§ Task goal: Without the images, output each record below as it stands.

|---|

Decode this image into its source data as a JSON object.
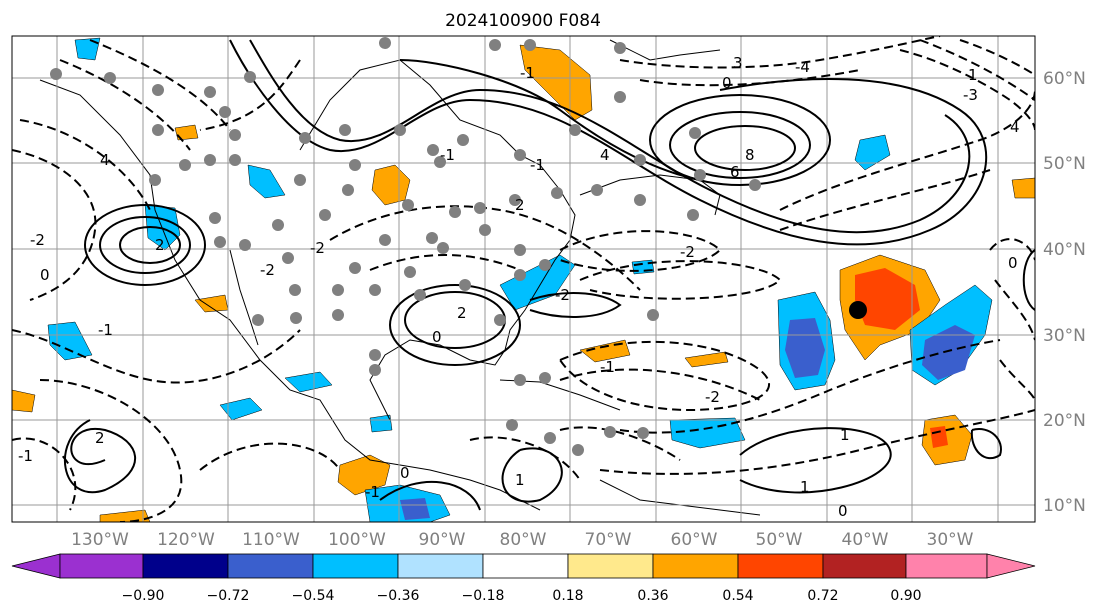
{
  "title": "2024100900 F084",
  "lon_labels": [
    "130°W",
    "120°W",
    "110°W",
    "100°W",
    "90°W",
    "80°W",
    "70°W",
    "60°W",
    "50°W",
    "40°W",
    "30°W"
  ],
  "lat_labels": [
    "60°N",
    "50°N",
    "40°N",
    "30°N",
    "20°N",
    "10°N"
  ],
  "colorbar": {
    "ticks": [
      "−0.90",
      "−0.72",
      "−0.54",
      "−0.36",
      "−0.18",
      "0.18",
      "0.36",
      "0.54",
      "0.72",
      "0.90"
    ],
    "colors": [
      "#9b30d0",
      "#00008b",
      "#3a5fcd",
      "#00bfff",
      "#b0e2ff",
      "#ffffff",
      "#ffe98c",
      "#ffa500",
      "#ff4500",
      "#b22222",
      "#ff82ab"
    ]
  },
  "contour_labels": [
    "2",
    "4",
    "-2",
    "4",
    "8",
    "6",
    "-2",
    "-2",
    "0",
    "2",
    "-1",
    "-1",
    "1",
    "-1",
    "0",
    "-2",
    "0",
    "1",
    "1",
    "0",
    "-1",
    "2",
    "0",
    "-1",
    "-1",
    "-4",
    "3",
    "-3",
    "4",
    "1",
    "-1",
    "-2",
    "-2",
    "0",
    "2"
  ],
  "colors": {
    "land_line": "#000000",
    "grid": "#999999",
    "stations": "#808080"
  }
}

|---|

§ Output of the task:
Decode this image into its source data as a JSON object.
{
  "title": "2024100900 F084",
  "lon_labels": [
    "130°W",
    "120°W",
    "110°W",
    "100°W",
    "90°W",
    "80°W",
    "70°W",
    "60°W",
    "50°W",
    "40°W",
    "30°W"
  ],
  "lat_labels": [
    "60°N",
    "50°N",
    "40°N",
    "30°N",
    "20°N",
    "10°N"
  ],
  "colorbar": {
    "ticks": [
      "−0.90",
      "−0.72",
      "−0.54",
      "−0.36",
      "−0.18",
      "0.18",
      "0.36",
      "0.54",
      "0.72",
      "0.90"
    ],
    "colors": [
      "#9b30d0",
      "#00008b",
      "#3a5fcd",
      "#00bfff",
      "#b0e2ff",
      "#ffffff",
      "#ffe98c",
      "#ffa500",
      "#ff4500",
      "#b22222",
      "#ff82ab"
    ]
  },
  "contour_labels": [
    "2",
    "4",
    "-2",
    "4",
    "8",
    "6",
    "-2",
    "-2",
    "0",
    "2",
    "-1",
    "-1",
    "1",
    "-1",
    "0",
    "-2",
    "0",
    "1",
    "1",
    "0",
    "-1",
    "2",
    "0",
    "-1",
    "-1",
    "-4",
    "3",
    "-3",
    "4",
    "1",
    "-1",
    "-2",
    "-2",
    "0",
    "2"
  ],
  "colors": {
    "land_line": "#000000",
    "grid": "#999999",
    "stations": "#808080"
  }
}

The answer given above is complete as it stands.